STATED GOAL:
Find the string "Operating" in the records. Copy every line it appears in.
[Begin]
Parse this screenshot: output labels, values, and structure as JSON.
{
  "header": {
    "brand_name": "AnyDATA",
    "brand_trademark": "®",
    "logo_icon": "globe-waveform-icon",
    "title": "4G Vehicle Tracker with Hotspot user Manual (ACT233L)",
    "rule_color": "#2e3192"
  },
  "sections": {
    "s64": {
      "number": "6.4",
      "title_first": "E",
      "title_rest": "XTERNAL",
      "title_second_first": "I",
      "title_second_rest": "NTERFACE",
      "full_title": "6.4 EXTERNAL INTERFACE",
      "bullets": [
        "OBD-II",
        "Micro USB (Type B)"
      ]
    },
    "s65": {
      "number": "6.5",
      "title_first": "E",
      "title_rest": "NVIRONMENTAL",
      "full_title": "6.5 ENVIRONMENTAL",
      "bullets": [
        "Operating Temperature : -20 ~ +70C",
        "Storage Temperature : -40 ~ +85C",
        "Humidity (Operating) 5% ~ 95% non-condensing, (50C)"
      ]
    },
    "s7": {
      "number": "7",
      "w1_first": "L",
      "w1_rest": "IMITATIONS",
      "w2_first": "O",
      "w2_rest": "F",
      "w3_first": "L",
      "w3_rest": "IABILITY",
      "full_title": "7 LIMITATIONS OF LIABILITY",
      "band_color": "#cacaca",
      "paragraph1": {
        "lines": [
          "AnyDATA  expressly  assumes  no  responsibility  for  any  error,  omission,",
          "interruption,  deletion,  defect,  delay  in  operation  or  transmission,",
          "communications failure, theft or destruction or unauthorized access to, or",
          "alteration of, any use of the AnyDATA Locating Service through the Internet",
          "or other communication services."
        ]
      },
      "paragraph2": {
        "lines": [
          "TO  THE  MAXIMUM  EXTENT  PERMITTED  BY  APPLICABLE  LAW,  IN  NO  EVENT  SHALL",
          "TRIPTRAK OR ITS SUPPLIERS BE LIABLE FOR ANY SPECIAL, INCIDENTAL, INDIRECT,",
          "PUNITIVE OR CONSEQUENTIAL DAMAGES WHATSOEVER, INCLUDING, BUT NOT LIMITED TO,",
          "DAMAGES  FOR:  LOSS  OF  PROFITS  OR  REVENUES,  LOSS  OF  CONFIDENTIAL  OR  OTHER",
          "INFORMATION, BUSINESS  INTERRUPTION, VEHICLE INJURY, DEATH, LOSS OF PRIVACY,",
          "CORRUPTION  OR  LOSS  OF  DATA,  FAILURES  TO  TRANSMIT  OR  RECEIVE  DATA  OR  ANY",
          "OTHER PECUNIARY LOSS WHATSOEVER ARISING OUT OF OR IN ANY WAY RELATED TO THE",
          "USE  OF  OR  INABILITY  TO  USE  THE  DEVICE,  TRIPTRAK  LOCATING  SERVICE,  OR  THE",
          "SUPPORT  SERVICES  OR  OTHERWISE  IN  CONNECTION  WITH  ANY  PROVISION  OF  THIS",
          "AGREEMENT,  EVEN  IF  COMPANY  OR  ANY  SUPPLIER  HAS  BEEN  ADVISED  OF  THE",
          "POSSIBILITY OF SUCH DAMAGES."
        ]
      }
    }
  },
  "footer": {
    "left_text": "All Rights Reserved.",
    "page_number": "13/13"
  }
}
[End]
WORKED SOLUTION:
        "Operating Temperature : -20 ~ +70C",
        "Humidity (Operating) 5% ~ 95% non-condensing, (50C)"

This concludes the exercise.